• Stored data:
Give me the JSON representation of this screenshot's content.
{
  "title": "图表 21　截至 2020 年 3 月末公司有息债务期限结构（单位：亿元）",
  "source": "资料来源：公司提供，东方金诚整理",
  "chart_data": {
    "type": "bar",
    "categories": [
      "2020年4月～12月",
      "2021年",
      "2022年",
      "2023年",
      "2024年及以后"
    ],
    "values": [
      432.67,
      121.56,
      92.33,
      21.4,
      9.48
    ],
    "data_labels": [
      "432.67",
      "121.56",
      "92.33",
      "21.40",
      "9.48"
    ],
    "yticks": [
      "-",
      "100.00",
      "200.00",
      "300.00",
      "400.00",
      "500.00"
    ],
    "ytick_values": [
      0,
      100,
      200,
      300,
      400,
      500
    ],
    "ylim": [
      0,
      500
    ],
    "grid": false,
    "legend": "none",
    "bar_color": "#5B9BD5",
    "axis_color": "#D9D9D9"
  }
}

• Task prompt: Go back to the listing above and please repeat it exactly.

• Response for this exercise:
Give me the JSON representation of this screenshot's content.
{
  "title": "图表 21　截至 2020 年 3 月末公司有息债务期限结构（单位：亿元）",
  "source": "资料来源：公司提供，东方金诚整理",
  "chart_data": {
    "type": "bar",
    "categories": [
      "2020年4月～12月",
      "2021年",
      "2022年",
      "2023年",
      "2024年及以后"
    ],
    "values": [
      432.67,
      121.56,
      92.33,
      21.4,
      9.48
    ],
    "data_labels": [
      "432.67",
      "121.56",
      "92.33",
      "21.40",
      "9.48"
    ],
    "yticks": [
      "-",
      "100.00",
      "200.00",
      "300.00",
      "400.00",
      "500.00"
    ],
    "ytick_values": [
      0,
      100,
      200,
      300,
      400,
      500
    ],
    "ylim": [
      0,
      500
    ],
    "grid": false,
    "legend": "none",
    "bar_color": "#5B9BD5",
    "axis_color": "#D9D9D9"
  }
}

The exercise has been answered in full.